## Task directions
Report only the number of lines in the records that contain the word "совмещения".

++++ Supplied records

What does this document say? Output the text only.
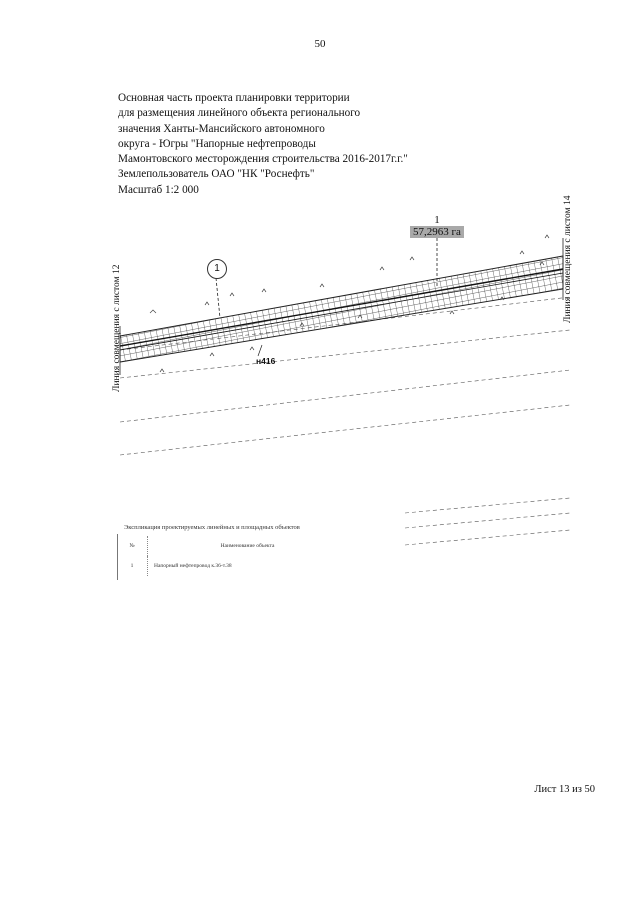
50
Основная часть проекта планировки территории
для размещения линейного объекта регионального
значения Ханты-Мансийского автономного
округа - Югры "Напорные нефтепроводы
Мамонтовского месторождения строительства 2016-2017г.г."
Землепользователь ОАО "НК "Роснефть"
Масштаб 1:2 000
Линия совмещения с листом 12
Линия совмещения с листом 14
1
57,2963 га
1
н416
Экспликация проектируемых линейных и площадных объектов
№	Наименование объекта
1	Напорный нефтепровод к.36-т.38
Лист 13 из 50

++++++++

## Written response
2